____ KUTIPAN HALAMAN
Obat Covid-19 Buatan Pfizer Diklaim Turunkan Risiko Kematian hingga 90 Persen
Menyusul Merck yang sebelumnya telah merilis hasil riset obat Covid-19, Pfizer juga mengumumkan hasil menggembirakan studi obat Covid-19 mereka.
Oleh
Ahmad Arif
·3 menit baca
JAKARTA, KOMPAS — Pfizer mengumumkan bahwa pil antivirus eksperimental untuk Covid-19 buatan mereka bisa menurunkan tingkat rawat inap dan kematian hampir 90 persen pada orang dewasa yang berisiko tinggi. Namun, obat ini hanya akan efektif jika diberikan sejak awal gejala sehingga upaya deteksi dini menjadi sangat penting.
________
PERINTAH KERJA A:
Menurut berita tentang obat Covid-19 Pfizer, dengan syarat apa obat ini baru akan efektif?
PERINTAH KERJA B:
Lanjutkan berita tentang obat Covid-19 Pfizer mulai dari sesudah kalimat terakhirnya.
Entri yang menyusul tidak berperan di sini.
____ INFORMASI TERCATAT
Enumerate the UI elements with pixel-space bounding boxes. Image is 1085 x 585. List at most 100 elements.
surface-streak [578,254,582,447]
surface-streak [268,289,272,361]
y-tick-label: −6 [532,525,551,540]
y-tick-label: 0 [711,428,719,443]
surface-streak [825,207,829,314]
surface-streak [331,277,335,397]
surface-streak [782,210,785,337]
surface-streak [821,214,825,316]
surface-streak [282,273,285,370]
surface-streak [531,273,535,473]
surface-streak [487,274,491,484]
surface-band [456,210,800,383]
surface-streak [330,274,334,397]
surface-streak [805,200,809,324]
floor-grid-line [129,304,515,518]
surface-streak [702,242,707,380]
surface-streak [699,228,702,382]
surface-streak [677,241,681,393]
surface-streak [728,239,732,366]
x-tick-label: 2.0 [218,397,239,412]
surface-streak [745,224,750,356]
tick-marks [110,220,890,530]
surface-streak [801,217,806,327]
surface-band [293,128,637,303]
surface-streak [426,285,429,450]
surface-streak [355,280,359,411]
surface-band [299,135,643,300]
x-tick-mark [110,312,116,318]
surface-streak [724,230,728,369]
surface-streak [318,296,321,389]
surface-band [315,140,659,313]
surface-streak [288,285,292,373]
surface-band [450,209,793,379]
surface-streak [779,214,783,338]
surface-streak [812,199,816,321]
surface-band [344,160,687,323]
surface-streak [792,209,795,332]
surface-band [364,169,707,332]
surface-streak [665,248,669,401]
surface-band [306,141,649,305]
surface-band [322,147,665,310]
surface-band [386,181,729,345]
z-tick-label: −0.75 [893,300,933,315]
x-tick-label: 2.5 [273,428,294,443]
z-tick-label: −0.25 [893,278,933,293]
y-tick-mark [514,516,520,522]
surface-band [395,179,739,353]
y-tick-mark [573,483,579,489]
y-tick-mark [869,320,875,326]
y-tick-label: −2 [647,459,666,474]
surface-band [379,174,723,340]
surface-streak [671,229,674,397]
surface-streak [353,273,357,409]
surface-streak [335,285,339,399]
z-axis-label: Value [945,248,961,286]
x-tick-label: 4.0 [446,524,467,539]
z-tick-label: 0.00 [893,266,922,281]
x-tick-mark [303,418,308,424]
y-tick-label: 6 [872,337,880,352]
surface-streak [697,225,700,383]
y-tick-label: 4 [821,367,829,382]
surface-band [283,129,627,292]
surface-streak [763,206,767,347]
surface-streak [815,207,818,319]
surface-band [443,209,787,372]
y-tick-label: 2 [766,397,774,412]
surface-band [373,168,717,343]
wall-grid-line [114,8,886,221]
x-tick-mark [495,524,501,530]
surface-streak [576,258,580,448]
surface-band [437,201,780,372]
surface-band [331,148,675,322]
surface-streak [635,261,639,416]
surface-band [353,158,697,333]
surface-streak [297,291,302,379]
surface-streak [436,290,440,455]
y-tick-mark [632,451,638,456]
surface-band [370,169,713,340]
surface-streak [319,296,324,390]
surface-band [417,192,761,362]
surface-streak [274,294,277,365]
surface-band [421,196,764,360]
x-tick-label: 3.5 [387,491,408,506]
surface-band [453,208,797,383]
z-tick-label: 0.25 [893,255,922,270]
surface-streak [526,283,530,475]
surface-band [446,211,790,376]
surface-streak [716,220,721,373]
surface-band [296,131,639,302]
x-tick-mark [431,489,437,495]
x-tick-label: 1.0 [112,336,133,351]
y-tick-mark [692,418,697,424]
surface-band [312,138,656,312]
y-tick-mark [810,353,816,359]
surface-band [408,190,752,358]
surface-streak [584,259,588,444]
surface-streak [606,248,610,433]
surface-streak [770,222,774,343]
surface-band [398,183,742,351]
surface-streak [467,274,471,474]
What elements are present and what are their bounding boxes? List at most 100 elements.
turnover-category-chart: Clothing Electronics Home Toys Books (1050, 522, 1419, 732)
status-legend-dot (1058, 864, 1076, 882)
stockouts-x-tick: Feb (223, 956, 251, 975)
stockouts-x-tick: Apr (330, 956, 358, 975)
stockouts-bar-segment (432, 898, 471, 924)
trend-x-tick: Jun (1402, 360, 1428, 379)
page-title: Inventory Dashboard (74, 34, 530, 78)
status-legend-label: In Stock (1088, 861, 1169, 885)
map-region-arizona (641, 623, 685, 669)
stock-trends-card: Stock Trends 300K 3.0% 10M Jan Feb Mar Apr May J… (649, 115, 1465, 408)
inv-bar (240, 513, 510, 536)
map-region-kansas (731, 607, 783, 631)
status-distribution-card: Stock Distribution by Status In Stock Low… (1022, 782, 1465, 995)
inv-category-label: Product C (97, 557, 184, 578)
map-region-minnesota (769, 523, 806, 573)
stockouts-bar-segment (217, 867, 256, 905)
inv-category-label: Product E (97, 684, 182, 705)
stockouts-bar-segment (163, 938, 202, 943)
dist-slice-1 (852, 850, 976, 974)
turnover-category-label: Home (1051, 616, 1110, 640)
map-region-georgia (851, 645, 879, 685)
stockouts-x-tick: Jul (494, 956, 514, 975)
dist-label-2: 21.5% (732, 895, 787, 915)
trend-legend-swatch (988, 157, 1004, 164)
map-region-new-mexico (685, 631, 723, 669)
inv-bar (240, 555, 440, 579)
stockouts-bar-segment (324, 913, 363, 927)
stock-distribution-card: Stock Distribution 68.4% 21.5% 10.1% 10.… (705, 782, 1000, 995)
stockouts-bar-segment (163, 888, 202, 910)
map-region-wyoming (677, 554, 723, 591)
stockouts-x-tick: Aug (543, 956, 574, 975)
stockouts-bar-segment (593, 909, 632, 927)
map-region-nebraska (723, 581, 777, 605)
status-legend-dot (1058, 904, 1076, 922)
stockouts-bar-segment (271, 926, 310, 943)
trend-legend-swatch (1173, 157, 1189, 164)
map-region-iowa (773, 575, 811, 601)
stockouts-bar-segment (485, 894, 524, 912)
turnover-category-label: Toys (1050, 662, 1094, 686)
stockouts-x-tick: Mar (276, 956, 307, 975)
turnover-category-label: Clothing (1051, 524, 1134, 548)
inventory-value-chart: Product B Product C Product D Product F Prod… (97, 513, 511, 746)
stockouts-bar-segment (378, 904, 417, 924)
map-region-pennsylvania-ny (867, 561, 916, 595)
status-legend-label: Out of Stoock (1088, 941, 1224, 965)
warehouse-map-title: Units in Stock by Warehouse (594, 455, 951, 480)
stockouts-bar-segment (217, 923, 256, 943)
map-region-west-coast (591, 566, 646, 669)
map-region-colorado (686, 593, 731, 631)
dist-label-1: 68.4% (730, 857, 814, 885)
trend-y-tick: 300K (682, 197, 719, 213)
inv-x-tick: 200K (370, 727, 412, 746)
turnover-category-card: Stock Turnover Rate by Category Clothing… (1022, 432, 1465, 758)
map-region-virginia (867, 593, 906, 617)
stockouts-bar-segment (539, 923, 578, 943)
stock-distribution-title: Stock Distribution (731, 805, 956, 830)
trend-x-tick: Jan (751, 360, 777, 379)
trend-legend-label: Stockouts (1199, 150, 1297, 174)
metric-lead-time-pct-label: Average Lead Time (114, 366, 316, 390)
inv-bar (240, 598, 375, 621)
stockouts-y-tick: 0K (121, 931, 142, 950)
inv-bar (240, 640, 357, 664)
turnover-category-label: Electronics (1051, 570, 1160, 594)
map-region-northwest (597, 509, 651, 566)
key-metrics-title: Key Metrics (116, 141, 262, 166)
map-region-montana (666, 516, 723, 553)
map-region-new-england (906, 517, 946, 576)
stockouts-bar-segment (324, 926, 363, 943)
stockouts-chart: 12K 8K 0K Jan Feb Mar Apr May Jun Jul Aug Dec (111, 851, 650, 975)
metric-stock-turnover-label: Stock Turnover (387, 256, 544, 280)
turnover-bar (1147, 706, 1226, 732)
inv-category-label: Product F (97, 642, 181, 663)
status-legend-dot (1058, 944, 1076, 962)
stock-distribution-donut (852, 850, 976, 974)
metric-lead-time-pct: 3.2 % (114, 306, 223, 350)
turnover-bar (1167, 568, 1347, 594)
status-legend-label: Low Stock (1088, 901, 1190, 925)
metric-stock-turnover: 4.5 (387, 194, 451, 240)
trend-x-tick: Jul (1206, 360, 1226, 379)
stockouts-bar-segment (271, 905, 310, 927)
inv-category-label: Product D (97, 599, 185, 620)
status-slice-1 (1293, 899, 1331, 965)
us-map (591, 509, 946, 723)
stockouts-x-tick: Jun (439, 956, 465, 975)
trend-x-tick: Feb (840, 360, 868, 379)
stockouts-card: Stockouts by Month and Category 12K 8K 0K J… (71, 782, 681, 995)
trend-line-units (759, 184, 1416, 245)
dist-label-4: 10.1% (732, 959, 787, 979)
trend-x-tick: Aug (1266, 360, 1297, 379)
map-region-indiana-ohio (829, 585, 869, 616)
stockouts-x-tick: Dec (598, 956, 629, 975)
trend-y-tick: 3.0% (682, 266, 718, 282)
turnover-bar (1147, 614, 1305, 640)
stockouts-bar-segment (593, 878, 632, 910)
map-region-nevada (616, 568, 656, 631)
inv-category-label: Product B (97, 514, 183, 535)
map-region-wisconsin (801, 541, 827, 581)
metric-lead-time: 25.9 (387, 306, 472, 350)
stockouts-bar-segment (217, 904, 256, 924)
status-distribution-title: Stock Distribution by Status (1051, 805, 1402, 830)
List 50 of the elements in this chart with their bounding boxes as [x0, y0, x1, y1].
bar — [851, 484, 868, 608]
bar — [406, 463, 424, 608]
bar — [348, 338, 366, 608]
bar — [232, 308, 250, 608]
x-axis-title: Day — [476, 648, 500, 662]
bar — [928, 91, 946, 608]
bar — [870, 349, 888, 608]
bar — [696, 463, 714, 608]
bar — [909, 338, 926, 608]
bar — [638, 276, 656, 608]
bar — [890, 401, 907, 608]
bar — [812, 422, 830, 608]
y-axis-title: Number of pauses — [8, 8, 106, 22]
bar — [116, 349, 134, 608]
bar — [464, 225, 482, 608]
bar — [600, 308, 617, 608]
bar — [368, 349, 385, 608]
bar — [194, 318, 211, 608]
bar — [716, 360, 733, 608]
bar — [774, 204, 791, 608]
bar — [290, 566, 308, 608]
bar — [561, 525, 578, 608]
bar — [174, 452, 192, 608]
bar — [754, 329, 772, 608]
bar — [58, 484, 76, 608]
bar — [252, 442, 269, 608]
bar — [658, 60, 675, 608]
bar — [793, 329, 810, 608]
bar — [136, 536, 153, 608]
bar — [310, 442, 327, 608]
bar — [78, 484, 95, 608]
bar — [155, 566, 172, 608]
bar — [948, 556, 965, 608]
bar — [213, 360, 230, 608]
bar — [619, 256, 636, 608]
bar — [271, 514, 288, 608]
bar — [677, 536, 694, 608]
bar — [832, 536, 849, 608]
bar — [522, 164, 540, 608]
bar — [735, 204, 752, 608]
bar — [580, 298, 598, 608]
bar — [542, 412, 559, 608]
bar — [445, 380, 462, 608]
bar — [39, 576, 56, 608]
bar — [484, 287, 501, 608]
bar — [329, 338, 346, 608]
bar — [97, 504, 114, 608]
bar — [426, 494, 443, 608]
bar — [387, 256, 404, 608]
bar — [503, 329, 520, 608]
________
HASIL TUGAS A:
Obat ini hanya akan efektif jika diberikan sejak awal gejala.

HASIL TUGAS B:
Pengumuman mengenai kemanjuran antivirus ini dirilis Pfizer, perusahaan yang juga memproduksi vaksin Covid-19 berplatform mRNA pada Jumat (5/11/2021) waktu New York, Amerika Serikat.
”Data menunjukkan bahwa kandidat antivirus oral kami, jika disetujui atau disahkan oleh otoritas, berpotensi menyelamatkan nyawa pasien, mengurangi keparahan infeksi Covid-19, dan menghilangkan hingga sembilan dari 10 pasien rawat inap,” kata Albert Bourla, Chief Executive Officer Pfizer.
Data yang dipaparkan Bourla itu didapatkan analisis sementara atas hasil pengujian obat antivirus Pfizer, PAXLOVID™, terhadap sejumlah pasien. Semua peserta penelitian ini tidak divaksinasi, memiliki gejala awal Covid-19 ringan hingga sedang, dan dianggap berisiko tinggi untuk dirawat di rumah sakit karena masalah kesehatan seperti obesitas, diabetes, atau penyakit jantung.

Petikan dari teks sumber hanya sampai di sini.